** START SOURCE RECORDS **

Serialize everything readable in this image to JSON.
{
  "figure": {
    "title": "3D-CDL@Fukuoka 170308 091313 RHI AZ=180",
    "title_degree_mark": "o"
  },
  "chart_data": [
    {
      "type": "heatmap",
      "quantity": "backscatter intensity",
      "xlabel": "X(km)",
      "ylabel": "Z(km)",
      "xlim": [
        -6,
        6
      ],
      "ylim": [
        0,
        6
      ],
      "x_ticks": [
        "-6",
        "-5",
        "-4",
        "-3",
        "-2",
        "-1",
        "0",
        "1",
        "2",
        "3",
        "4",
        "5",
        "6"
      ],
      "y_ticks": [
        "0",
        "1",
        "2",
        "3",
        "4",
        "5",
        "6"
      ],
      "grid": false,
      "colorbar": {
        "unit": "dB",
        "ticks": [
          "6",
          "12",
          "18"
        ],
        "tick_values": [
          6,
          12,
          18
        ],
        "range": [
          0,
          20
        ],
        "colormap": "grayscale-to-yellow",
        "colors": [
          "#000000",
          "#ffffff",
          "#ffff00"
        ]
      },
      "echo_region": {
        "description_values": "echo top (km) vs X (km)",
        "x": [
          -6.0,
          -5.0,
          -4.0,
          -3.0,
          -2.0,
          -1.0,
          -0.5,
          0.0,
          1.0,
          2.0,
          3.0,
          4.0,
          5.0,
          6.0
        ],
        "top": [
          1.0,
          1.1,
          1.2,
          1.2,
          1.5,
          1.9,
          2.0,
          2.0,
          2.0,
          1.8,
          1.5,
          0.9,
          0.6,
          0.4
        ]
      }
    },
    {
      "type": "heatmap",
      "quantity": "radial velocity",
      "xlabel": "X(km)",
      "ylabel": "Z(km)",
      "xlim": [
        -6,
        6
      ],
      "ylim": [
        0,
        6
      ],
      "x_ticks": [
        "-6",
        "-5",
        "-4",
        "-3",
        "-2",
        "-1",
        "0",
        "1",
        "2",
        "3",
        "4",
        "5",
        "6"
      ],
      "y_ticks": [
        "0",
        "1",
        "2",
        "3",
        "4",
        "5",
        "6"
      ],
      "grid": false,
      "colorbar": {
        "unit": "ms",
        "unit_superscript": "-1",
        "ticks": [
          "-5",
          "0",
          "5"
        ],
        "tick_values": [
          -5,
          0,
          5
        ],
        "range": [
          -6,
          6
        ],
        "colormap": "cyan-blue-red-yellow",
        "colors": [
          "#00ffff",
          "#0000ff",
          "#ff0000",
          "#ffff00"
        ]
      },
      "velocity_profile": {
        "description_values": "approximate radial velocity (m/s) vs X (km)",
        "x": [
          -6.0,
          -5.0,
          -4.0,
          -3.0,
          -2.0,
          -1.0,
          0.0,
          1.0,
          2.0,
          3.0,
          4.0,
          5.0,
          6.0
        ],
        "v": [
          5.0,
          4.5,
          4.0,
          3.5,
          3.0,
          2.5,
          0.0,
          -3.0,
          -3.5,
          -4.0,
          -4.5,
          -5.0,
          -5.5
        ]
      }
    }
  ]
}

** END SOURCE RECORDS **

* [TASK TO COMPLETE]
Return all of the above records exactly, leaving no line out.

* [SOLUTION]
Serialize everything readable in this image to JSON.
{
  "figure": {
    "title": "3D-CDL@Fukuoka 170308 091313 RHI AZ=180",
    "title_degree_mark": "o"
  },
  "chart_data": [
    {
      "type": "heatmap",
      "quantity": "backscatter intensity",
      "xlabel": "X(km)",
      "ylabel": "Z(km)",
      "xlim": [
        -6,
        6
      ],
      "ylim": [
        0,
        6
      ],
      "x_ticks": [
        "-6",
        "-5",
        "-4",
        "-3",
        "-2",
        "-1",
        "0",
        "1",
        "2",
        "3",
        "4",
        "5",
        "6"
      ],
      "y_ticks": [
        "0",
        "1",
        "2",
        "3",
        "4",
        "5",
        "6"
      ],
      "grid": false,
      "colorbar": {
        "unit": "dB",
        "ticks": [
          "6",
          "12",
          "18"
        ],
        "tick_values": [
          6,
          12,
          18
        ],
        "range": [
          0,
          20
        ],
        "colormap": "grayscale-to-yellow",
        "colors": [
          "#000000",
          "#ffffff",
          "#ffff00"
        ]
      },
      "echo_region": {
        "description_values": "echo top (km) vs X (km)",
        "x": [
          -6.0,
          -5.0,
          -4.0,
          -3.0,
          -2.0,
          -1.0,
          -0.5,
          0.0,
          1.0,
          2.0,
          3.0,
          4.0,
          5.0,
          6.0
        ],
        "top": [
          1.0,
          1.1,
          1.2,
          1.2,
          1.5,
          1.9,
          2.0,
          2.0,
          2.0,
          1.8,
          1.5,
          0.9,
          0.6,
          0.4
        ]
      }
    },
    {
      "type": "heatmap",
      "quantity": "radial velocity",
      "xlabel": "X(km)",
      "ylabel": "Z(km)",
      "xlim": [
        -6,
        6
      ],
      "ylim": [
        0,
        6
      ],
      "x_ticks": [
        "-6",
        "-5",
        "-4",
        "-3",
        "-2",
        "-1",
        "0",
        "1",
        "2",
        "3",
        "4",
        "5",
        "6"
      ],
      "y_ticks": [
        "0",
        "1",
        "2",
        "3",
        "4",
        "5",
        "6"
      ],
      "grid": false,
      "colorbar": {
        "unit": "ms",
        "unit_superscript": "-1",
        "ticks": [
          "-5",
          "0",
          "5"
        ],
        "tick_values": [
          -5,
          0,
          5
        ],
        "range": [
          -6,
          6
        ],
        "colormap": "cyan-blue-red-yellow",
        "colors": [
          "#00ffff",
          "#0000ff",
          "#ff0000",
          "#ffff00"
        ]
      },
      "velocity_profile": {
        "description_values": "approximate radial velocity (m/s) vs X (km)",
        "x": [
          -6.0,
          -5.0,
          -4.0,
          -3.0,
          -2.0,
          -1.0,
          0.0,
          1.0,
          2.0,
          3.0,
          4.0,
          5.0,
          6.0
        ],
        "v": [
          5.0,
          4.5,
          4.0,
          3.5,
          3.0,
          2.5,
          0.0,
          -3.0,
          -3.5,
          -4.0,
          -4.5,
          -5.0,
          -5.5
        ]
      }
    }
  ]
}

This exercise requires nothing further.